=== Exercise task ===
Filter the entries below, keeping every line that has the word "level".

=== Provided data ===
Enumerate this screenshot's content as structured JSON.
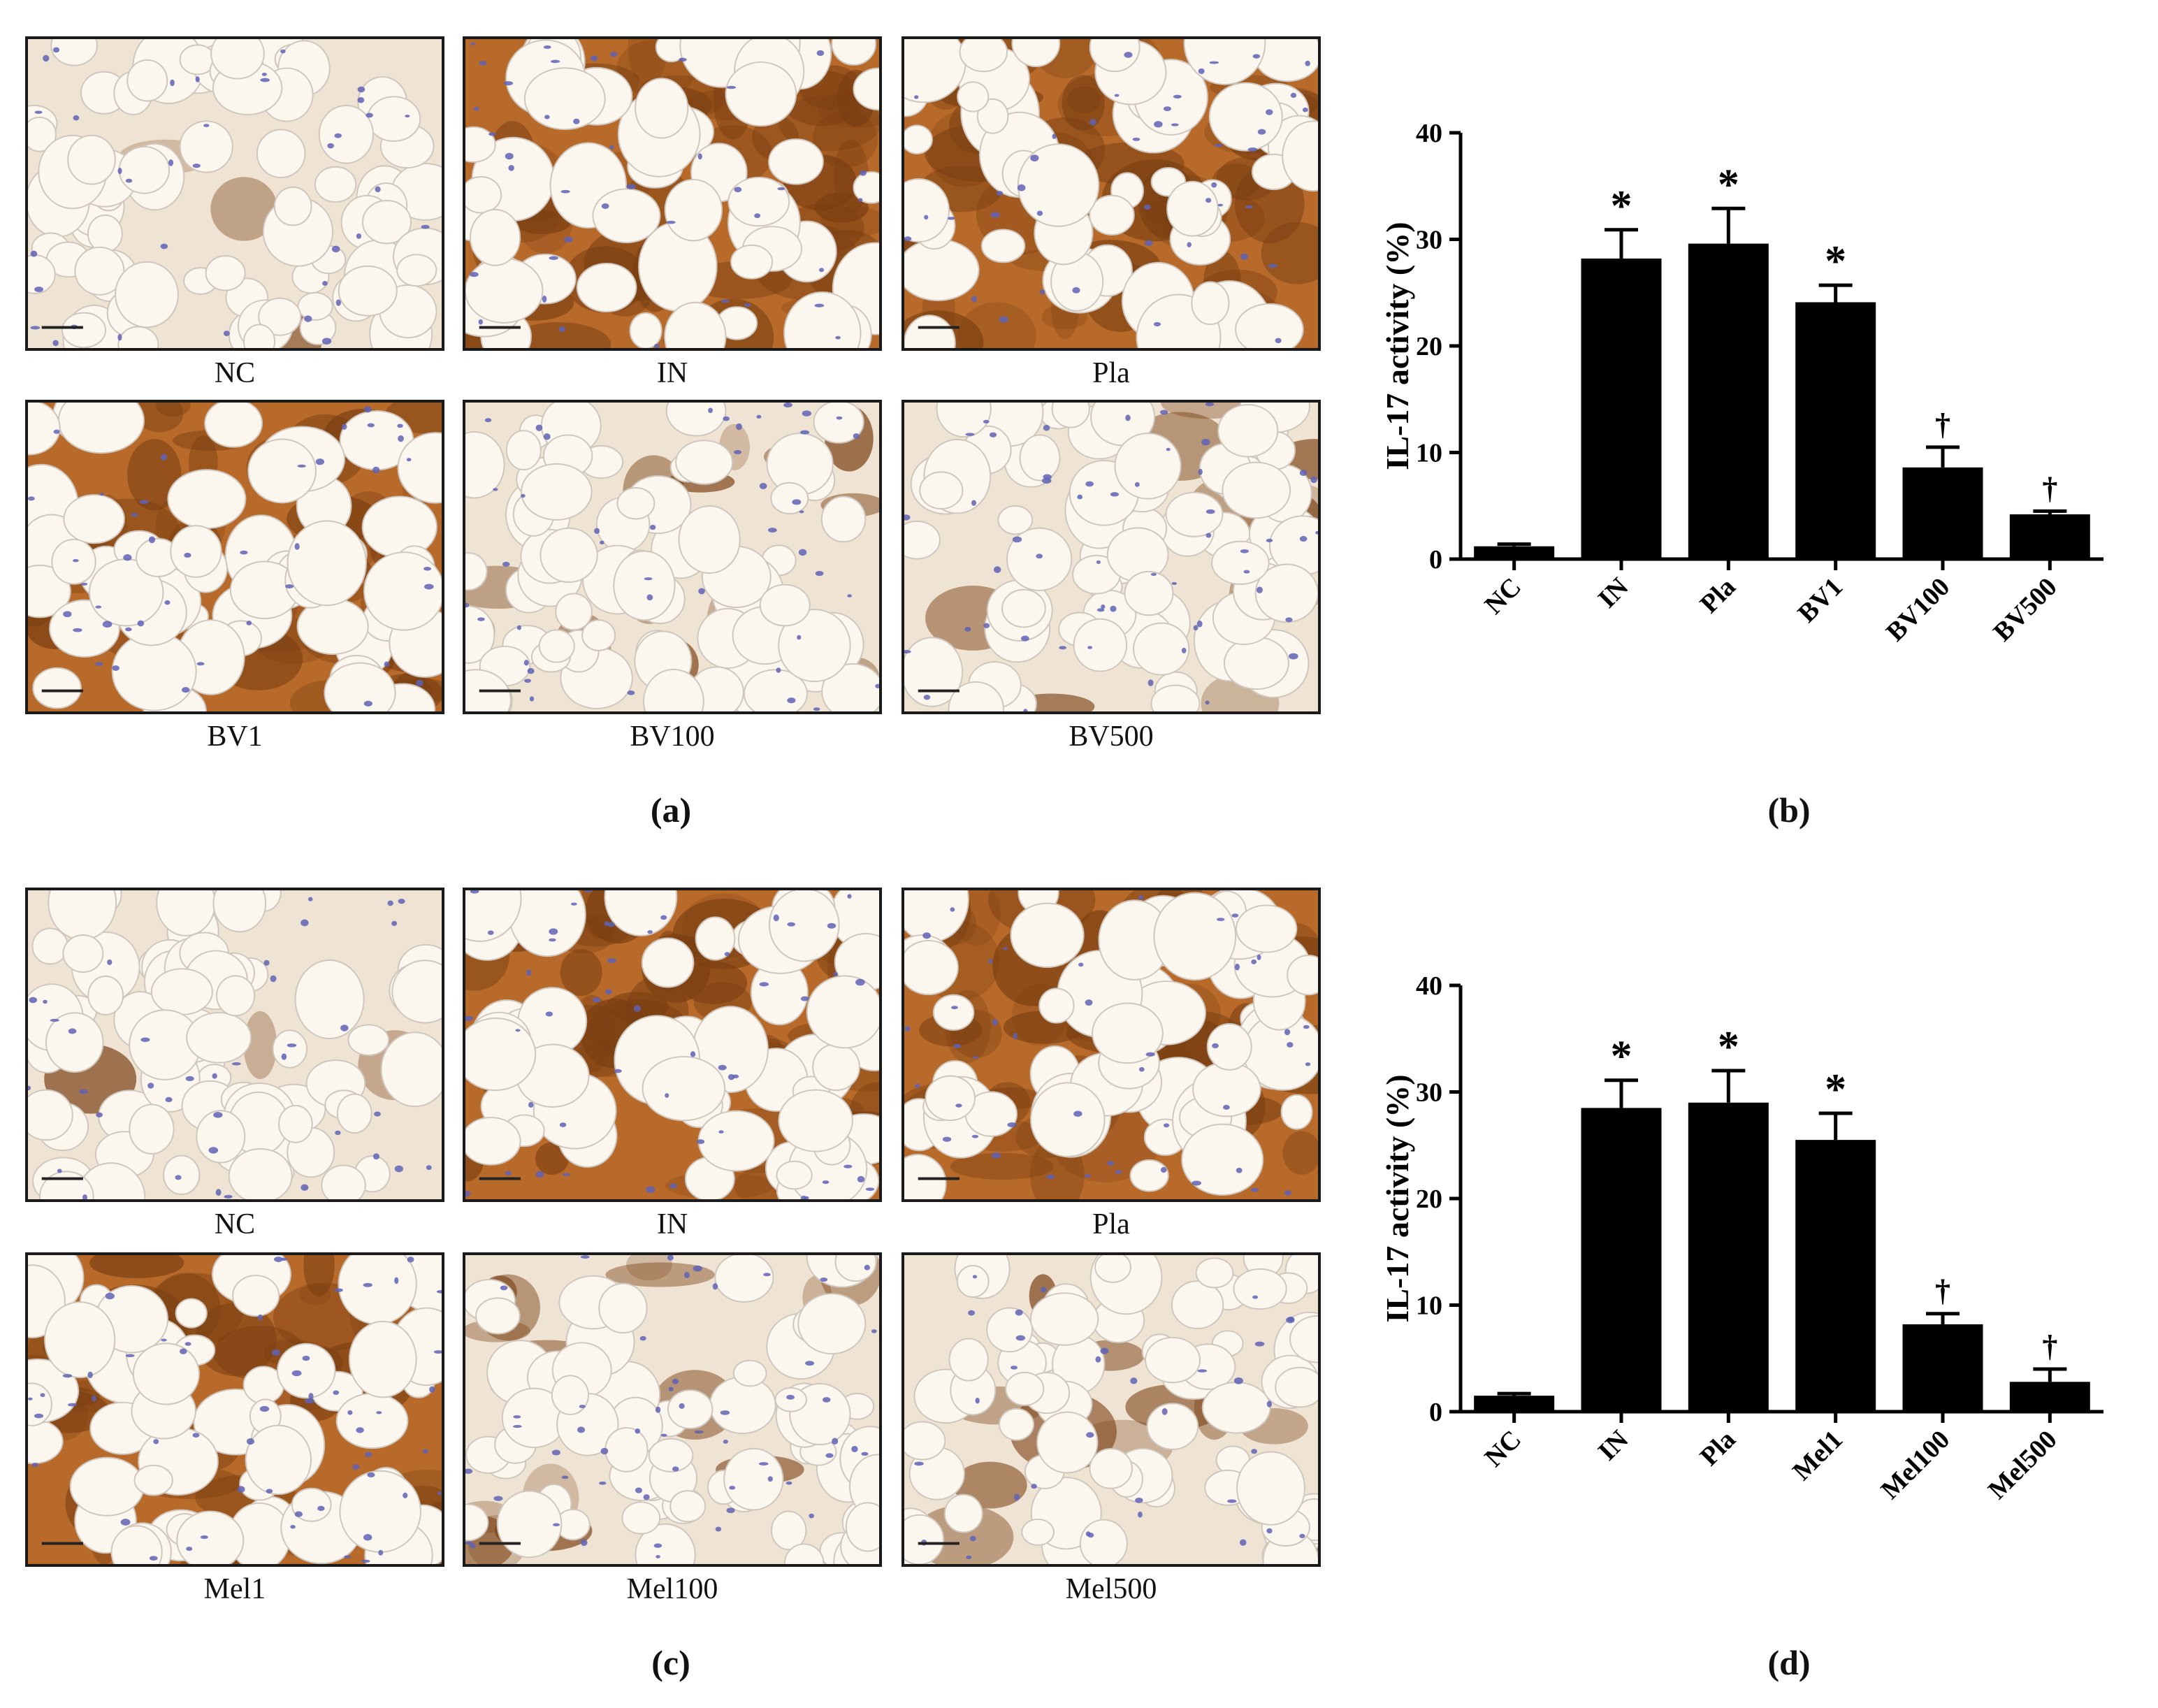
{
  "panels": {
    "a": {
      "letter": "(a)",
      "images": [
        {
          "label": "NC",
          "level": 0.05
        },
        {
          "label": "IN",
          "level": 0.8
        },
        {
          "label": "Pla",
          "level": 0.85
        },
        {
          "label": "BV1",
          "level": 0.75
        },
        {
          "label": "BV100",
          "level": 0.3
        },
        {
          "label": "BV500",
          "level": 0.2
        }
      ]
    },
    "b": {
      "letter": "(b)"
    },
    "c": {
      "letter": "(c)",
      "images": [
        {
          "label": "NC",
          "level": 0.05
        },
        {
          "label": "IN",
          "level": 0.8
        },
        {
          "label": "Pla",
          "level": 0.82
        },
        {
          "label": "Mel1",
          "level": 0.7
        },
        {
          "label": "Mel100",
          "level": 0.35
        },
        {
          "label": "Mel500",
          "level": 0.2
        }
      ]
    },
    "d": {
      "letter": "(d)"
    }
  },
  "colors": {
    "bar": "#000000",
    "fat": "#fbf7ef",
    "stain_dark": "#7a3f12",
    "stain_mid": "#b86a2a",
    "nuclei": "#5f62b5",
    "membrane": "#cfc6bd"
  },
  "chart_data": [
    {
      "type": "bar",
      "panel": "b",
      "categories": [
        "NC",
        "IN",
        "Pla",
        "BV1",
        "BV100",
        "BV500"
      ],
      "values": [
        1.2,
        28.2,
        29.6,
        24.1,
        8.6,
        4.2
      ],
      "errors": [
        0.2,
        2.7,
        3.3,
        1.6,
        1.9,
        0.3
      ],
      "markers": [
        "",
        "*",
        "*",
        "*",
        "†",
        "†"
      ],
      "ylabel": "IL-17 activity (%)",
      "ylim": [
        0,
        40
      ],
      "yticks": [
        0,
        10,
        20,
        30,
        40
      ]
    },
    {
      "type": "bar",
      "panel": "d",
      "categories": [
        "NC",
        "IN",
        "Pla",
        "Mel1",
        "Mel100",
        "Mel500"
      ],
      "values": [
        1.5,
        28.5,
        29.0,
        25.5,
        8.2,
        2.8
      ],
      "errors": [
        0.2,
        2.6,
        3.0,
        2.5,
        1.0,
        1.2
      ],
      "markers": [
        "",
        "*",
        "*",
        "*",
        "†",
        "†"
      ],
      "ylabel": "IL-17 activity (%)",
      "ylim": [
        0,
        40
      ],
      "yticks": [
        0,
        10,
        20,
        30,
        40
      ]
    }
  ]
}
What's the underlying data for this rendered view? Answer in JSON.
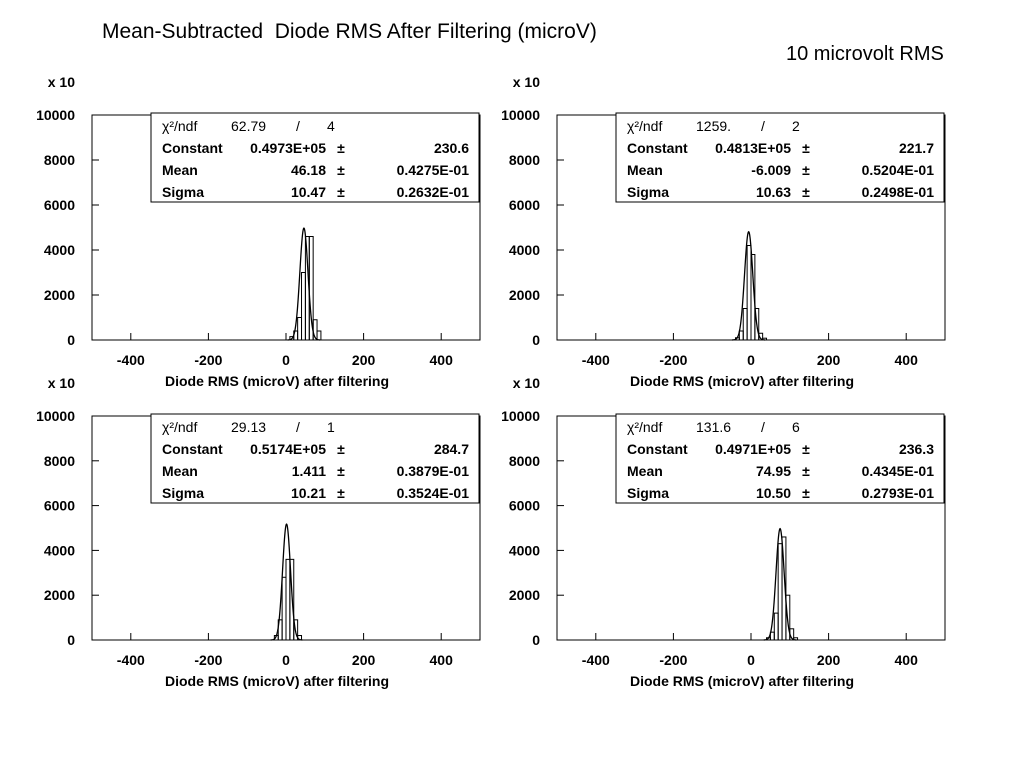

=== Final result ===
          "level": 0.05
          "level": 0.8
          "level": 0.85
          "level": 0.75
          "level": 0.3
          "level": 0.2
          "level": 0.05
          "level": 0.8
          "level": 0.82
          "level": 0.7
          "level": 0.35
          "level": 0.2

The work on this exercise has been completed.